§ DIRECTIONS FOR THIS TASK:
From the data that follows, report how many lines hold the string "title", giving only the number.

Dataset entries:
[Start]

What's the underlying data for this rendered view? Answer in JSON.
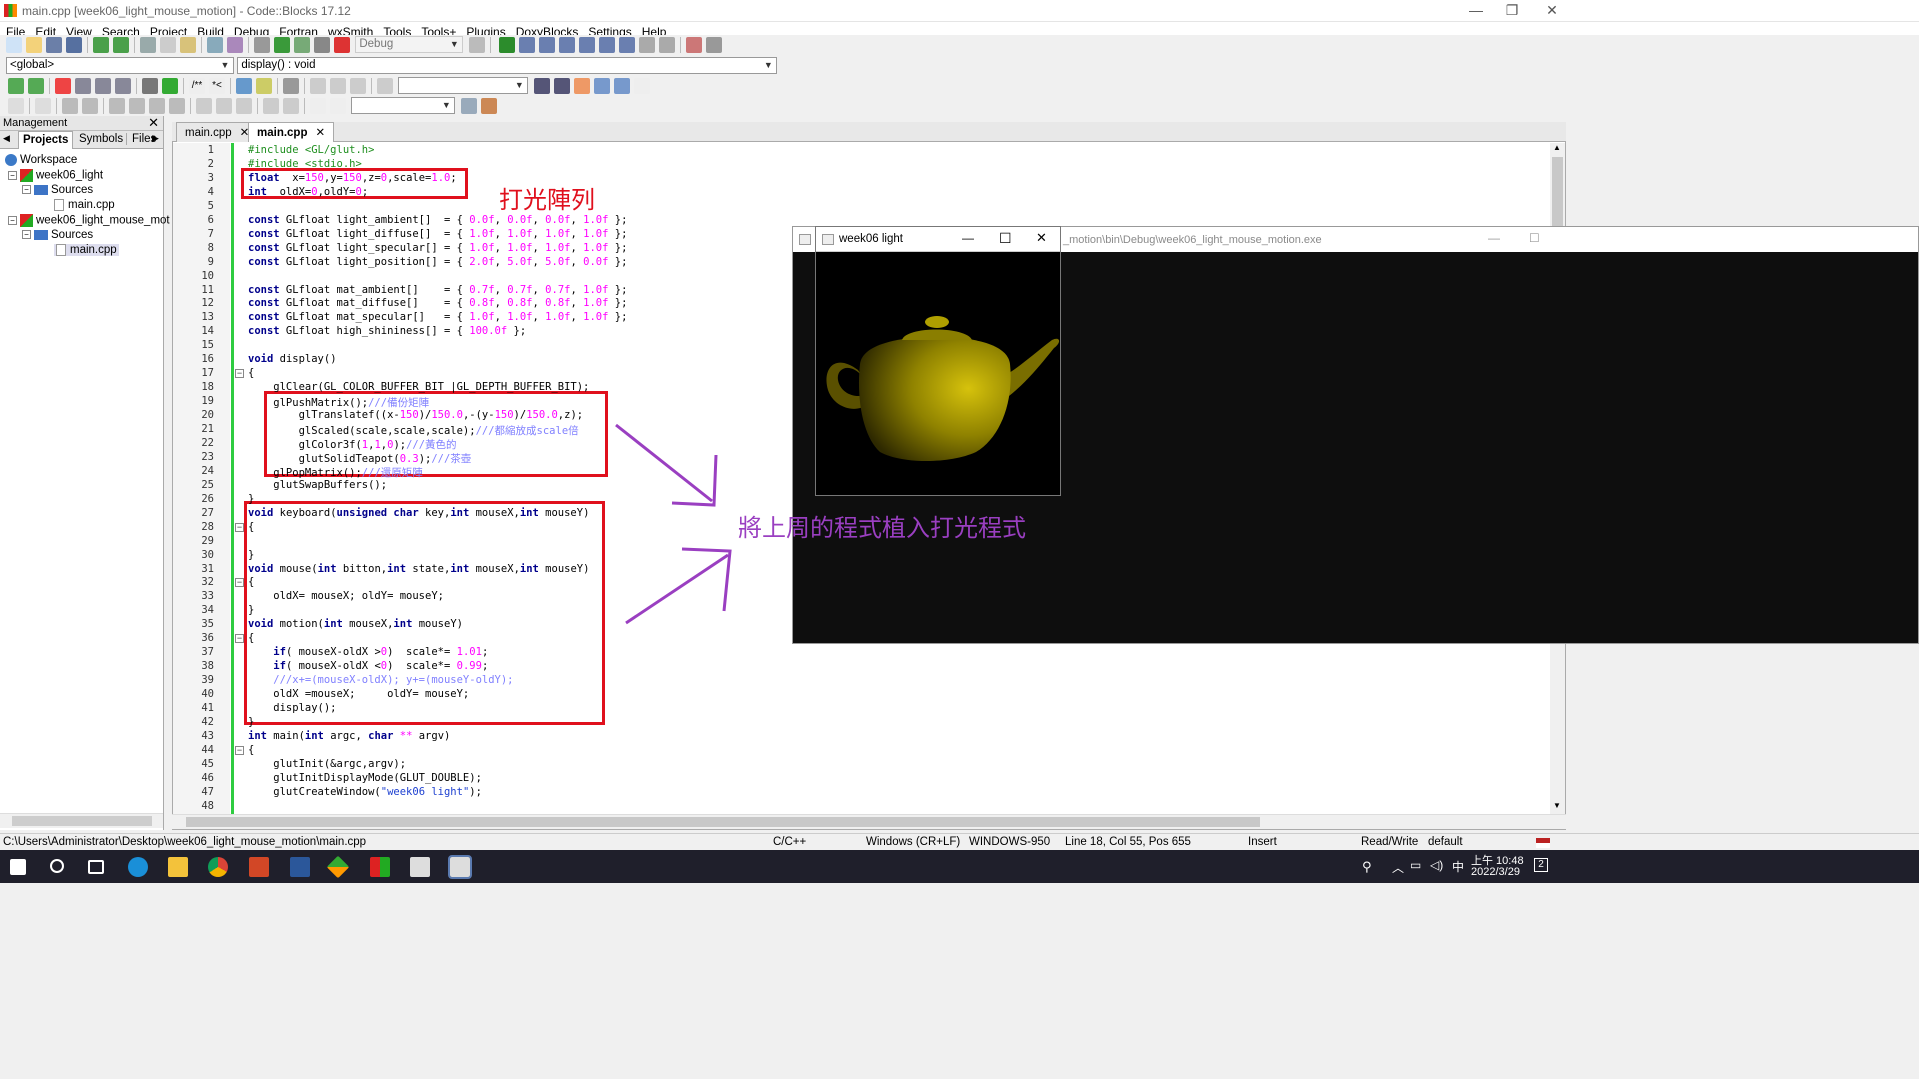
{
  "window": {
    "title": "main.cpp [week06_light_mouse_motion] - Code::Blocks 17.12",
    "min": "—",
    "max": "❐",
    "close": "✕"
  },
  "menu": [
    "File",
    "Edit",
    "View",
    "Search",
    "Project",
    "Build",
    "Debug",
    "Fortran",
    "wxSmith",
    "Tools",
    "Tools+",
    "Plugins",
    "DoxyBlocks",
    "Settings",
    "Help"
  ],
  "toolbar": {
    "build_target": "Debug",
    "scope": "<global>",
    "function": "display() : void"
  },
  "management": {
    "title": "Management",
    "close": "✕",
    "tabs": [
      "Projects",
      "Symbols",
      "Files"
    ],
    "tree": [
      {
        "label": "Workspace"
      },
      {
        "label": "week06_light",
        "toggle": "−"
      },
      {
        "label": "Sources",
        "toggle": "−"
      },
      {
        "label": "main.cpp"
      },
      {
        "label": "week06_light_mouse_mot",
        "toggle": "−"
      },
      {
        "label": "Sources",
        "toggle": "−"
      },
      {
        "label": "main.cpp"
      }
    ]
  },
  "editor": {
    "tabs": [
      {
        "label": "main.cpp",
        "close": "✕"
      },
      {
        "label": "main.cpp",
        "close": "✕"
      }
    ],
    "lines": [
      [
        [
          "pp",
          "#include <GL/glut.h>"
        ]
      ],
      [
        [
          "pp",
          "#include <stdio.h>"
        ]
      ],
      [
        [
          "kw",
          "float"
        ],
        [
          "",
          "  x="
        ],
        [
          "num",
          "150"
        ],
        [
          "",
          ",y="
        ],
        [
          "num",
          "150"
        ],
        [
          "",
          ",z="
        ],
        [
          "num",
          "0"
        ],
        [
          "",
          ",scale="
        ],
        [
          "num",
          "1.0"
        ],
        [
          "",
          ";"
        ]
      ],
      [
        [
          "kw",
          "int"
        ],
        [
          "",
          "  oldX="
        ],
        [
          "num",
          "0"
        ],
        [
          "",
          ",oldY="
        ],
        [
          "num",
          "0"
        ],
        [
          "",
          ";"
        ]
      ],
      [],
      [
        [
          "kw",
          "const"
        ],
        [
          "",
          " GLfloat light_ambient[]  = { "
        ],
        [
          "num",
          "0.0f"
        ],
        [
          "",
          ", "
        ],
        [
          "num",
          "0.0f"
        ],
        [
          "",
          ", "
        ],
        [
          "num",
          "0.0f"
        ],
        [
          "",
          ", "
        ],
        [
          "num",
          "1.0f"
        ],
        [
          "",
          " };"
        ]
      ],
      [
        [
          "kw",
          "const"
        ],
        [
          "",
          " GLfloat light_diffuse[]  = { "
        ],
        [
          "num",
          "1.0f"
        ],
        [
          "",
          ", "
        ],
        [
          "num",
          "1.0f"
        ],
        [
          "",
          ", "
        ],
        [
          "num",
          "1.0f"
        ],
        [
          "",
          ", "
        ],
        [
          "num",
          "1.0f"
        ],
        [
          "",
          " };"
        ]
      ],
      [
        [
          "kw",
          "const"
        ],
        [
          "",
          " GLfloat light_specular[] = { "
        ],
        [
          "num",
          "1.0f"
        ],
        [
          "",
          ", "
        ],
        [
          "num",
          "1.0f"
        ],
        [
          "",
          ", "
        ],
        [
          "num",
          "1.0f"
        ],
        [
          "",
          ", "
        ],
        [
          "num",
          "1.0f"
        ],
        [
          "",
          " };"
        ]
      ],
      [
        [
          "kw",
          "const"
        ],
        [
          "",
          " GLfloat light_position[] = { "
        ],
        [
          "num",
          "2.0f"
        ],
        [
          "",
          ", "
        ],
        [
          "num",
          "5.0f"
        ],
        [
          "",
          ", "
        ],
        [
          "num",
          "5.0f"
        ],
        [
          "",
          ", "
        ],
        [
          "num",
          "0.0f"
        ],
        [
          "",
          " };"
        ]
      ],
      [],
      [
        [
          "kw",
          "const"
        ],
        [
          "",
          " GLfloat mat_ambient[]    = { "
        ],
        [
          "num",
          "0.7f"
        ],
        [
          "",
          ", "
        ],
        [
          "num",
          "0.7f"
        ],
        [
          "",
          ", "
        ],
        [
          "num",
          "0.7f"
        ],
        [
          "",
          ", "
        ],
        [
          "num",
          "1.0f"
        ],
        [
          "",
          " };"
        ]
      ],
      [
        [
          "kw",
          "const"
        ],
        [
          "",
          " GLfloat mat_diffuse[]    = { "
        ],
        [
          "num",
          "0.8f"
        ],
        [
          "",
          ", "
        ],
        [
          "num",
          "0.8f"
        ],
        [
          "",
          ", "
        ],
        [
          "num",
          "0.8f"
        ],
        [
          "",
          ", "
        ],
        [
          "num",
          "1.0f"
        ],
        [
          "",
          " };"
        ]
      ],
      [
        [
          "kw",
          "const"
        ],
        [
          "",
          " GLfloat mat_specular[]   = { "
        ],
        [
          "num",
          "1.0f"
        ],
        [
          "",
          ", "
        ],
        [
          "num",
          "1.0f"
        ],
        [
          "",
          ", "
        ],
        [
          "num",
          "1.0f"
        ],
        [
          "",
          ", "
        ],
        [
          "num",
          "1.0f"
        ],
        [
          "",
          " };"
        ]
      ],
      [
        [
          "kw",
          "const"
        ],
        [
          "",
          " GLfloat high_shininess[] = { "
        ],
        [
          "num",
          "100.0f"
        ],
        [
          "",
          " };"
        ]
      ],
      [],
      [
        [
          "kw",
          "void"
        ],
        [
          "",
          " display()"
        ]
      ],
      [
        [
          "",
          "{"
        ]
      ],
      [
        [
          "",
          "    glClear(GL_COLOR_BUFFER_BIT |GL_DEPTH_BUFFER_BIT);"
        ]
      ],
      [
        [
          "",
          "    glPushMatrix();"
        ],
        [
          "cm",
          "///備份矩陣"
        ]
      ],
      [
        [
          "",
          "        glTranslatef((x-"
        ],
        [
          "num",
          "150"
        ],
        [
          "",
          ")/"
        ],
        [
          "num",
          "150.0"
        ],
        [
          "",
          ",-(y-"
        ],
        [
          "num",
          "150"
        ],
        [
          "",
          ")/"
        ],
        [
          "num",
          "150.0"
        ],
        [
          "",
          ",z);"
        ]
      ],
      [
        [
          "",
          "        glScaled(scale,scale,scale);"
        ],
        [
          "cm",
          "///都縮放成scale倍"
        ]
      ],
      [
        [
          "",
          "        glColor3f("
        ],
        [
          "num",
          "1"
        ],
        [
          "",
          ","
        ],
        [
          "num",
          "1"
        ],
        [
          "",
          ","
        ],
        [
          "num",
          "0"
        ],
        [
          "",
          ");"
        ],
        [
          "cm",
          "///黃色的"
        ]
      ],
      [
        [
          "",
          "        glutSolidTeapot("
        ],
        [
          "num",
          "0.3"
        ],
        [
          "",
          ");"
        ],
        [
          "cm",
          "///茶壺"
        ]
      ],
      [
        [
          "",
          "    glPopMatrix();"
        ],
        [
          "cm",
          "///還原矩陣"
        ]
      ],
      [
        [
          "",
          "    glutSwapBuffers();"
        ]
      ],
      [
        [
          "",
          "}"
        ]
      ],
      [
        [
          "kw",
          "void"
        ],
        [
          "",
          " keyboard("
        ],
        [
          "kw",
          "unsigned char"
        ],
        [
          "",
          " key,"
        ],
        [
          "kw",
          "int"
        ],
        [
          "",
          " mouseX,"
        ],
        [
          "kw",
          "int"
        ],
        [
          "",
          " mouseY)"
        ]
      ],
      [
        [
          "",
          "{"
        ]
      ],
      [],
      [
        [
          "",
          "}"
        ]
      ],
      [
        [
          "kw",
          "void"
        ],
        [
          "",
          " mouse("
        ],
        [
          "kw",
          "int"
        ],
        [
          "",
          " bitton,"
        ],
        [
          "kw",
          "int"
        ],
        [
          "",
          " state,"
        ],
        [
          "kw",
          "int"
        ],
        [
          "",
          " mouseX,"
        ],
        [
          "kw",
          "int"
        ],
        [
          "",
          " mouseY)"
        ]
      ],
      [
        [
          "",
          "{"
        ]
      ],
      [
        [
          "",
          "    oldX= mouseX; oldY= mouseY;"
        ]
      ],
      [
        [
          "",
          "}"
        ]
      ],
      [
        [
          "kw",
          "void"
        ],
        [
          "",
          " motion("
        ],
        [
          "kw",
          "int"
        ],
        [
          "",
          " mouseX,"
        ],
        [
          "kw",
          "int"
        ],
        [
          "",
          " mouseY)"
        ]
      ],
      [
        [
          "",
          "{"
        ]
      ],
      [
        [
          "kw",
          "    if"
        ],
        [
          "",
          "( mouseX-oldX >"
        ],
        [
          "num",
          "0"
        ],
        [
          "",
          ")  scale*= "
        ],
        [
          "num",
          "1.01"
        ],
        [
          "",
          ";"
        ]
      ],
      [
        [
          "kw",
          "    if"
        ],
        [
          "",
          "( mouseX-oldX <"
        ],
        [
          "num",
          "0"
        ],
        [
          "",
          ")  scale*= "
        ],
        [
          "num",
          "0.99"
        ],
        [
          "",
          ";"
        ]
      ],
      [
        [
          "cm",
          "    ///x+=(mouseX-oldX); y+=(mouseY-oldY);"
        ]
      ],
      [
        [
          "",
          "    oldX =mouseX;     oldY= mouseY;"
        ]
      ],
      [
        [
          "",
          "    display();"
        ]
      ],
      [
        [
          "",
          "}"
        ]
      ],
      [
        [
          "kw",
          "int"
        ],
        [
          "",
          " main("
        ],
        [
          "kw",
          "int"
        ],
        [
          "",
          " argc, "
        ],
        [
          "kw",
          "char"
        ],
        [
          "num",
          " **"
        ],
        [
          "",
          " argv)"
        ]
      ],
      [
        [
          "",
          "{"
        ]
      ],
      [
        [
          "",
          "    glutInit(&argc,argv);"
        ]
      ],
      [
        [
          "",
          "    glutInitDisplayMode(GLUT_DOUBLE);"
        ]
      ],
      [
        [
          "",
          "    glutCreateWindow("
        ],
        [
          "str",
          "\"week06 light\""
        ],
        [
          "",
          ");"
        ]
      ],
      []
    ]
  },
  "annotations": {
    "lighting_array": "打光陣列",
    "embed_note": "將上周的程式植入打光程式"
  },
  "glut_window": {
    "title": "week06 light",
    "min": "—",
    "max": "☐",
    "close": "✕"
  },
  "console_window": {
    "title": "_motion\\bin\\Debug\\week06_light_mouse_motion.exe",
    "min": "—",
    "max": "☐"
  },
  "status": {
    "path": "C:\\Users\\Administrator\\Desktop\\week06_light_mouse_motion\\main.cpp",
    "lang": "C/C++",
    "eol": "Windows (CR+LF)",
    "enc": "WINDOWS-950",
    "pos": "Line 18, Col 55, Pos 655",
    "mode": "Insert",
    "rw": "Read/Write",
    "profile": "default"
  },
  "taskbar": {
    "time": "上午 10:48",
    "date": "2022/3/29",
    "ime": "中",
    "notif": "2"
  },
  "colors": {
    "accent_red": "#e0101d",
    "annotation": "#9a3fc1",
    "teapot": "#b8a800"
  }
}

[End]

§ TASK RESULT:
4